Set problem
The entries below need to be written out exactly, with no pictures included.

Extracted entries
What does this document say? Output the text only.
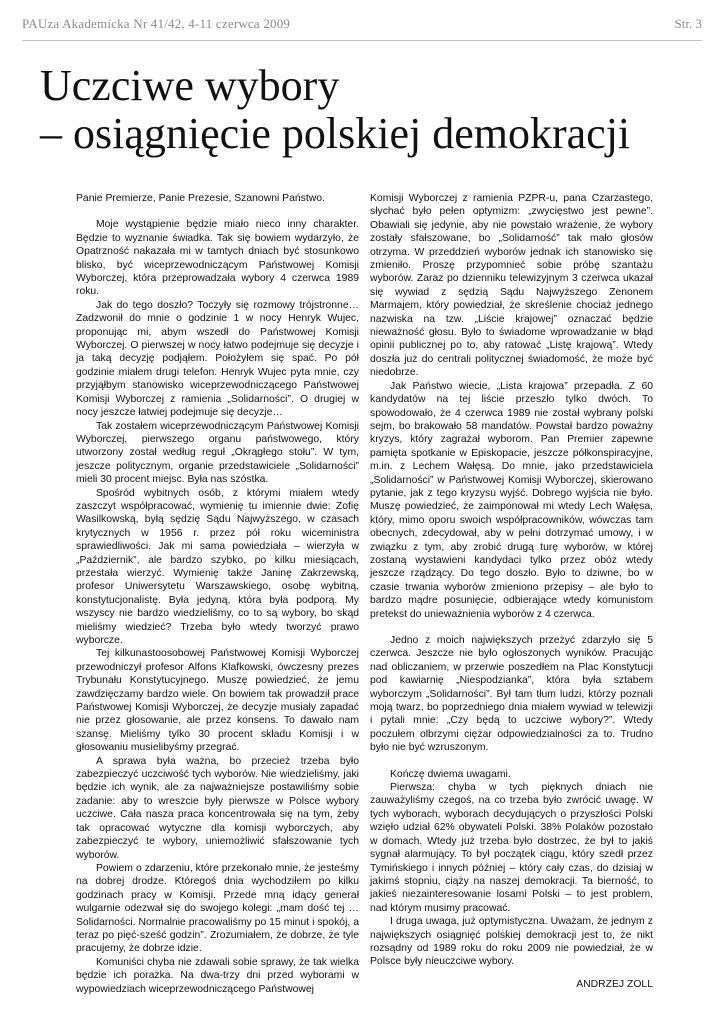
PAUza Akademicka Nr 41/42, 4-11 czerwca 2009	Str. 3
Uczciwe wybory
– osiągnięcie polskiej demokracji

Panie Premierze, Panie Prezesie, Szanowni Państwo.

Moje wystąpienie będzie miało nieco inny charakter. Będzie to wyznanie świadka. Tak się bowiem wydarzyło, że Opatrzność nakazała mi w tamtych dniach być stosunkowo blisko, być wiceprzewodniczącym Państwowej Komisji Wyborczej, która przeprowadzała wybory 4 czerwca 1989 roku.

Jak do tego doszło? Toczyły się rozmowy trójstronne… Zadzwonił do mnie o godzinie 1 w nocy Henryk Wujec, proponując mi, abym wszedł do Państwowej Komisji Wyborczej. O pierwszej w nocy łatwo podejmuje się decyzje i ja taką decyzję podjąłem. Położyłem się spać. Po pół godzinie miałem drugi telefon. Henryk Wujec pyta mnie, czy przyjąłbym stanowisko wiceprzewodniczącego Państwowej Komisji Wyborczej z ramienia „Solidarności”. O drugiej w nocy jeszcze łatwiej podejmuje się decyzje…

Tak zostałem wiceprzewodniczącym Państwowej Komisji Wyborczej, pierwszego organu państwowego, który utworzony został według reguł „Okrągłego stołu”. W tym, jeszcze politycznym, organie przedstawiciele „Solidarności” mieli 30 procent miejsc. Była nas szóstka.

Spośród wybitnych osób, z którymi miałem wtedy zaszczyt współpracować, wymienię tu imiennie dwie: Zofię Wasilkowską, byłą sędzię Sądu Najwyższego, w czasach krytycznych w 1956 r. przez pół roku wiceministra sprawiedliwości. Jak mi sama powiedziała – wierzyła w „Październik”, ale bardzo szybko, po kilku miesiącach, przestała wierzyć. Wymienię także Janinę Zakrzewską, profesor Uniwersytetu Warszawskiego, osobę wybitną, konstytucjonalistę. Była jedyną, która była podporą. My wszyscy nie bardzo wiedzieliśmy, co to są wybory, bo skąd mieliśmy wiedzieć? Trzeba było wtedy tworzyć prawo wyborcze.

Tej kilkunastoosobowej Państwowej Komisji Wyborczej przewodniczył profesor Alfons Klafkowski, ówczesny prezes Trybunału Konstytucyjnego. Muszę powiedzieć, że jemu zawdzięczamy bardzo wiele. On bowiem tak prowadził prace Państwowej Komisji Wyborczej, że decyzje musiały zapadać nie przez głosowanie, ale przez konsens. To dawało nam szansę. Mieliśmy tylko 30 procent składu Komisji i w głosowaniu musielibyśmy przegrać.

A sprawa była ważna, bo przecież trzeba było zabezpieczyć uczciwość tych wyborów. Nie wiedzieliśmy, jaki będzie ich wynik, ale za najważniejsze postawiliśmy sobie zadanie: aby to wreszcie były pierwsze w Polsce wybory uczciwe. Cała nasza praca koncentrowała się na tym, żeby tak opracować wytyczne dla komisji wyborczych, aby zabezpieczyć te wybory, uniemożliwić sfałszowanie tych wyborów.

Powiem o zdarzeniu, które przekonało mnie, że jesteśmy na dobrej drodze. Któregoś dnia wychodziłem po kilku godzinach pracy w Komisji. Przede mną idący generał wulgarnie odezwał się do swojego kolegi: „mam dość tej … Solidarności. Normalnie pracowaliśmy po 15 minut i spokój, a teraz po pięć-sześć godzin”. Zrozumiałem, że dobrze, że tyle pracujemy, że dobrze idzie.

Komuniści chyba nie zdawali sobie sprawy, że tak wielka będzie ich porażka. Na dwa-trzy dni przed wyborami w wypowiedziach wiceprzewodniczącego Państwowej

Komisji Wyborczej z ramienia PZPR-u, pana Czarzastego, słychać było pełen optymizm: „zwycięstwo jest pewne”. Obawiali się jedynie, aby nie powstało wrażenie, że wybory zostały sfałszowane, bo „Solidarność” tak mało głosów otrzyma. W przeddzień wyborów jednak ich stanowisko się zmieniło. Proszę przypomnieć sobie próbę szantażu wyborów. Zaraz po dzienniku telewizyjnym 3 czerwca ukazał się wywiad z sędzią Sądu Najwyższego Zenonem Marmajem, który powiedział, że skreślenie chociaż jednego nazwiska na tzw. „Liście krajowej” oznaczać będzie nieważność głosu. Było to świadome wprowadzanie w błąd opinii publicznej po to, aby ratować „Listę krajową”. Wtedy doszła już do centrali politycznej świadomość, że może być niedobrze.

Jak Państwo wiecie, „Lista krajowa” przepadła. Z 60 kandydatów na tej liście przeszło tylko dwóch. To spowodowało, że 4 czerwca 1989 nie został wybrany polski sejm, bo brakowało 58 mandatów. Powstał bardzo poważny kryzys, który zagrażał wyborom. Pan Premier zapewne pamięta spotkanie w Episkopacie, jeszcze półkonspiracyjne, m.in. z Lechem Wałęsą. Do mnie, jako przedstawiciela „Solidarności” w Państwowej Komisji Wyborczej, skierowano pytanie, jak z tego kryzysu wyjść. Dobrego wyjścia nie było. Muszę powiedzieć, że zaimponował mi wtedy Lech Wałęsa, który, mimo oporu swoich współpracowników, wówczas tam obecnych, zdecydował, aby w pełni dotrzymać umowy, i w związku z tym, aby zrobić drugą turę wyborów, w której zostaną wystawieni kandydaci tylko przez obóz wtedy jeszcze rządzący. Do tego doszło. Było to dziwne, bo w czasie trwania wyborów zmieniono przepisy – ale było to bardzo mądre posunięcie, odbierające wtedy komunistom pretekst do unieważnienia wyborów z 4 czerwca.

Jedno z moich największych przeżyć zdarzyło się 5 czerwca. Jeszcze nie było ogłoszonych wyników. Pracując nad obliczaniem, w przerwie poszedłem na Plac Konstytucji pod kawiarnię „Niespodzianka”, która była sztabem wyborczym „Solidarności”. Był tam tłum ludzi, którzy poznali moją twarz, bo poprzedniego dnia miałem wywiad w telewizji i pytali mnie: „Czy będą to uczciwe wybory?”. Wtedy poczułem olbrzymi ciężar odpowiedzialności za to. Trudno było nie być wzruszonym.

Kończę dwiema uwagami.

Pierwsza: chyba w tych pięknych dniach nie zauważyliśmy czegoś, na co trzeba było zwrócić uwagę. W tych wyborach, wyborach decydujących o przyszłości Polski wzięło udział 62% obywateli Polski. 38% Polaków pozostało w domach. Wtedy już trzeba było dostrzec, że był to jakiś sygnał alarmujący. To był początek ciągu, który szedł przez Tymińskiego i innych później – który cały czas, do dzisiaj w jakimś stopniu, ciąży na naszej demokracji. Ta bierność, to jakieś niezainteresowanie losami Polski – to jest problem, nad którym musimy pracować.

I druga uwaga, już optymistyczna. Uważam, że jednym z największych osiągnięć polskiej demokracji jest to, że nikt rozsądny od 1989 roku do roku 2009 nie powiedział, że w Polsce były nieuczciwe wybory.

ANDRZEJ ZOLL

Result of this task
What does this document say? Output the text only.
PAUza Akademicka Nr 41/42, 4-11 czerwca 2009	Str. 3
Uczciwe wybory
– osiągnięcie polskiej demokracji

Panie Premierze, Panie Prezesie, Szanowni Państwo.

Moje wystąpienie będzie miało nieco inny charakter. Będzie to wyznanie świadka. Tak się bowiem wydarzyło, że Opatrzność nakazała mi w tamtych dniach być stosunkowo blisko, być wiceprzewodniczącym Państwowej Komisji Wyborczej, która przeprowadzała wybory 4 czerwca 1989 roku.

Jak do tego doszło? Toczyły się rozmowy trójstronne… Zadzwonił do mnie o godzinie 1 w nocy Henryk Wujec, proponując mi, abym wszedł do Państwowej Komisji Wyborczej. O pierwszej w nocy łatwo podejmuje się decyzje i ja taką decyzję podjąłem. Położyłem się spać. Po pół godzinie miałem drugi telefon. Henryk Wujec pyta mnie, czy przyjąłbym stanowisko wiceprzewodniczącego Państwowej Komisji Wyborczej z ramienia „Solidarności”. O drugiej w nocy jeszcze łatwiej podejmuje się decyzje…

Tak zostałem wiceprzewodniczącym Państwowej Komisji Wyborczej, pierwszego organu państwowego, który utworzony został według reguł „Okrągłego stołu”. W tym, jeszcze politycznym, organie przedstawiciele „Solidarności” mieli 30 procent miejsc. Była nas szóstka.

Spośród wybitnych osób, z którymi miałem wtedy zaszczyt współpracować, wymienię tu imiennie dwie: Zofię Wasilkowską, byłą sędzię Sądu Najwyższego, w czasach krytycznych w 1956 r. przez pół roku wiceministra sprawiedliwości. Jak mi sama powiedziała – wierzyła w „Październik”, ale bardzo szybko, po kilku miesiącach, przestała wierzyć. Wymienię także Janinę Zakrzewską, profesor Uniwersytetu Warszawskiego, osobę wybitną, konstytucjonalistę. Była jedyną, która była podporą. My wszyscy nie bardzo wiedzieliśmy, co to są wybory, bo skąd mieliśmy wiedzieć? Trzeba było wtedy tworzyć prawo wyborcze.

Tej kilkunastoosobowej Państwowej Komisji Wyborczej przewodniczył profesor Alfons Klafkowski, ówczesny prezes Trybunału Konstytucyjnego. Muszę powiedzieć, że jemu zawdzięczamy bardzo wiele. On bowiem tak prowadził prace Państwowej Komisji Wyborczej, że decyzje musiały zapadać nie przez głosowanie, ale przez konsens. To dawało nam szansę. Mieliśmy tylko 30 procent składu Komisji i w głosowaniu musielibyśmy przegrać.

A sprawa była ważna, bo przecież trzeba było zabezpieczyć uczciwość tych wyborów. Nie wiedzieliśmy, jaki będzie ich wynik, ale za najważniejsze postawiliśmy sobie zadanie: aby to wreszcie były pierwsze w Polsce wybory uczciwe. Cała nasza praca koncentrowała się na tym, żeby tak opracować wytyczne dla komisji wyborczych, aby zabezpieczyć te wybory, uniemożliwić sfałszowanie tych wyborów.

Powiem o zdarzeniu, które przekonało mnie, że jesteśmy na dobrej drodze. Któregoś dnia wychodziłem po kilku godzinach pracy w Komisji. Przede mną idący generał wulgarnie odezwał się do swojego kolegi: „mam dość tej … Solidarności. Normalnie pracowaliśmy po 15 minut i spokój, a teraz po pięć-sześć godzin”. Zrozumiałem, że dobrze, że tyle pracujemy, że dobrze idzie.

Komuniści chyba nie zdawali sobie sprawy, że tak wielka będzie ich porażka. Na dwa-trzy dni przed wyborami w wypowiedziach wiceprzewodniczącego Państwowej

Komisji Wyborczej z ramienia PZPR-u, pana Czarzastego, słychać było pełen optymizm: „zwycięstwo jest pewne”. Obawiali się jedynie, aby nie powstało wrażenie, że wybory zostały sfałszowane, bo „Solidarność” tak mało głosów otrzyma. W przeddzień wyborów jednak ich stanowisko się zmieniło. Proszę przypomnieć sobie próbę szantażu wyborów. Zaraz po dzienniku telewizyjnym 3 czerwca ukazał się wywiad z sędzią Sądu Najwyższego Zenonem Marmajem, który powiedział, że skreślenie chociaż jednego nazwiska na tzw. „Liście krajowej” oznaczać będzie nieważność głosu. Było to świadome wprowadzanie w błąd opinii publicznej po to, aby ratować „Listę krajową”. Wtedy doszła już do centrali politycznej świadomość, że może być niedobrze.

Jak Państwo wiecie, „Lista krajowa” przepadła. Z 60 kandydatów na tej liście przeszło tylko dwóch. To spowodowało, że 4 czerwca 1989 nie został wybrany polski sejm, bo brakowało 58 mandatów. Powstał bardzo poważny kryzys, który zagrażał wyborom. Pan Premier zapewne pamięta spotkanie w Episkopacie, jeszcze półkonspiracyjne, m.in. z Lechem Wałęsą. Do mnie, jako przedstawiciela „Solidarności” w Państwowej Komisji Wyborczej, skierowano pytanie, jak z tego kryzysu wyjść. Dobrego wyjścia nie było. Muszę powiedzieć, że zaimponował mi wtedy Lech Wałęsa, który, mimo oporu swoich współpracowników, wówczas tam obecnych, zdecydował, aby w pełni dotrzymać umowy, i w związku z tym, aby zrobić drugą turę wyborów, w której zostaną wystawieni kandydaci tylko przez obóz wtedy jeszcze rządzący. Do tego doszło. Było to dziwne, bo w czasie trwania wyborów zmieniono przepisy – ale było to bardzo mądre posunięcie, odbierające wtedy komunistom pretekst do unieważnienia wyborów z 4 czerwca.

Jedno z moich największych przeżyć zdarzyło się 5 czerwca. Jeszcze nie było ogłoszonych wyników. Pracując nad obliczaniem, w przerwie poszedłem na Plac Konstytucji pod kawiarnię „Niespodzianka”, która była sztabem wyborczym „Solidarności”. Był tam tłum ludzi, którzy poznali moją twarz, bo poprzedniego dnia miałem wywiad w telewizji i pytali mnie: „Czy będą to uczciwe wybory?”. Wtedy poczułem olbrzymi ciężar odpowiedzialności za to. Trudno było nie być wzruszonym.

Kończę dwiema uwagami.

Pierwsza: chyba w tych pięknych dniach nie zauważyliśmy czegoś, na co trzeba było zwrócić uwagę. W tych wyborach, wyborach decydujących o przyszłości Polski wzięło udział 62% obywateli Polski. 38% Polaków pozostało w domach. Wtedy już trzeba było dostrzec, że był to jakiś sygnał alarmujący. To był początek ciągu, który szedł przez Tymińskiego i innych później – który cały czas, do dzisiaj w jakimś stopniu, ciąży na naszej demokracji. Ta bierność, to jakieś niezainteresowanie losami Polski – to jest problem, nad którym musimy pracować.

I druga uwaga, już optymistyczna. Uważam, że jednym z największych osiągnięć polskiej demokracji jest to, że nikt rozsądny od 1989 roku do roku 2009 nie powiedział, że w Polsce były nieuczciwe wybory.

ANDRZEJ ZOLL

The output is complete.